[Start Document]
Note: Part 2 of this notebook is accomplished with TensorFlow and can be found here.

Task Description

Use the amazon review data from Kaggle to test the efficiency of our Sentiment Analysis models that live in TextAnalysis.jl. Compare it with models in ScikitLearn and Spacy python libraries. Upload your results as an issue in the TextAnalysis package.

Some basic machine learning knowledge is useful for this task.

Special thanks to Ayush Kaushal; an exemplary mentor without whom this task wouldn't be possible.

Find below, the julia part of the task. The python notebook would be attached too but would have sparse documentation.

The process of algorithmically identifying and categorizing opinions expressed in text to determine the user’s attitude toward the subject of the document (or post).

This is how I understand it.

Importing Required Packages

using TextAnalysis, FileIO

I would be working on the test data since the train one is humongous and my laptop was unable to render that in Jupyter every single time even when left for about an hour.

So, declaring the test reviews as review as evident by the code below.

reviews = Document("text/test.ft.txt")
FileDocument("text/test.ft.txt", TextAnalysis.DocumentMetadata(Languages.English(), "text/test.ft.txt", "Unknown Author", "Unknown Time"))

Getting to know some of our data.

We can see that the .txt file contains reviews in the form of :

"label1(/2) space ...the review..."

Exploratory data analysis also reveals that reviews beginning with __label__2 are positive reviews. That means that their sentiment score would also be higher (I'll demonstrate that in a sec...) Similarly, reviews beginning with __label__1 are negative reviews and so their sentiment score should evidently be lower.

Getting our pre-trained Sentiment Analyser to check on these lines.

sent = SentimentAnalyzer()
┌ Info: CUDAdrv.jl failed to initialize, GPU functionality unavailable (set JULIA_CUDA_SILENT or JULIA_CUDA_VERBOSE to silence or expand this message)
└ @ CUDAdrv C:\Users\shekh\.julia\packages\CUDAdrv\3EzC1\src\CUDAdrv.jl:69
Sentiment Analysis Model Trained on IMDB with a 88587 word corpus
#seeing how the data is arranged.
3-element Array{String,1}:
 "__label__2 Great CD: My lovely Pat has one of the GREAT voices of her generation. I have listened to this CD for YEARS and I still LOVE IT. When I'm in a good mood it makes me feel better. A bad mood just evaporates like sugar in the rain. This CD just oozes LIFE. Vocals are jusat STUUNNING and lyrics just kill. One of life's hidden gems. This is a desert isle CD in my book. Why she never made it big is just beyond me. Everytime I play this, no matter black, white, young, old, male, female EVERYBODY says one thing \"Who was that singing ?\""
[End Document]
[Start Data excerpts]
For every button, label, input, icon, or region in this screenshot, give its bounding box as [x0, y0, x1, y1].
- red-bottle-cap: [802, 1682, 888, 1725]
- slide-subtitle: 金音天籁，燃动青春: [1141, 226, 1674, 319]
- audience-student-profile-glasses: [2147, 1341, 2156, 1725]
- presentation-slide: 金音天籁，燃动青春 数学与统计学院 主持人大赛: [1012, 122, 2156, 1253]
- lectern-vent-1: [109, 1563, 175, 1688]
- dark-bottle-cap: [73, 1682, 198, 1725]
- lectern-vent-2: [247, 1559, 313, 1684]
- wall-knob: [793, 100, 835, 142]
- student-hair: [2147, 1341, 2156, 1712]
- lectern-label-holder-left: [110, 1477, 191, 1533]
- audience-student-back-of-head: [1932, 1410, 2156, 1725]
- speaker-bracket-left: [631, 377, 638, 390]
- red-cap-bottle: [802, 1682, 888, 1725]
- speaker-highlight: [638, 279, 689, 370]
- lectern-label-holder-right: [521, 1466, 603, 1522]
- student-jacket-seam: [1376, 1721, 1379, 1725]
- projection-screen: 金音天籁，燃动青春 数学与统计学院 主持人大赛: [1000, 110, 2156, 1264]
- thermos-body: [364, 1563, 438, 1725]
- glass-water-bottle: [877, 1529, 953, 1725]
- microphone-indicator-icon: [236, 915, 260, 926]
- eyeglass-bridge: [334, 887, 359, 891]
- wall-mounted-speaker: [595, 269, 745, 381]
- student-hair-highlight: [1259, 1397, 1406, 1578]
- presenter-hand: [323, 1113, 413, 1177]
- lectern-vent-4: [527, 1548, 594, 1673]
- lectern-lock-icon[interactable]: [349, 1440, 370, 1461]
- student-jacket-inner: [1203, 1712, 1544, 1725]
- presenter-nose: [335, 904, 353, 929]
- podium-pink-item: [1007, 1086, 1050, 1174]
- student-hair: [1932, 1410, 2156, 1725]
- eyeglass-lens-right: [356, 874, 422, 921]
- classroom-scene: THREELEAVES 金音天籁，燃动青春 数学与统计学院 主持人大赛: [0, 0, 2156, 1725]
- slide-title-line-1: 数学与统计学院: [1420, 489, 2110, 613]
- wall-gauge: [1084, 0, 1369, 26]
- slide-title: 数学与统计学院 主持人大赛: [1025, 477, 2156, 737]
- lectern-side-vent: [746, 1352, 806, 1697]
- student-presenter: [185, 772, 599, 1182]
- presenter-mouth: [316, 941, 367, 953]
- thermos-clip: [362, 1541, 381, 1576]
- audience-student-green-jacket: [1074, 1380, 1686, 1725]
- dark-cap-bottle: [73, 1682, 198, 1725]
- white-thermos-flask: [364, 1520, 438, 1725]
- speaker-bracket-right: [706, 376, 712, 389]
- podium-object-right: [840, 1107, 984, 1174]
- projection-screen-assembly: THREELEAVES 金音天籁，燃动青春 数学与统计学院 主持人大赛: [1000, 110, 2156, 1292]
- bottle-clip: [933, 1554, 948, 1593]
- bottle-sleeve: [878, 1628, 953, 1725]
[End Data excerpts]
▶ Problem to solve
Extend the notebook on sentiment analysis of Amazon reviews, picking up right after its last line.

▶ Response to the exercise
 "__label__2 One of the best game music soundtracks - for a game I didn't really play: Despite the fact that I have only played a small portion of the game, the music I heard (plus the connection to Chrono Trigger which was great as well) led me to purchase the soundtrack, and it remains one of my favorite albums. There is an incredible mix of fun, epic, and emotional songs. Those sad and beautiful tracks I especially like, as there's not too many of those kinds of songs in my other video game soundtracks. I must admit that one of the songs (Life-A Distant Promise) has brought tears to my eyes on many occasions.My one complaint about this soundtrack is that they use guitar fretting effects in many of the songs, which I find distracting. But even if those weren't included I would still consider the collection worth it."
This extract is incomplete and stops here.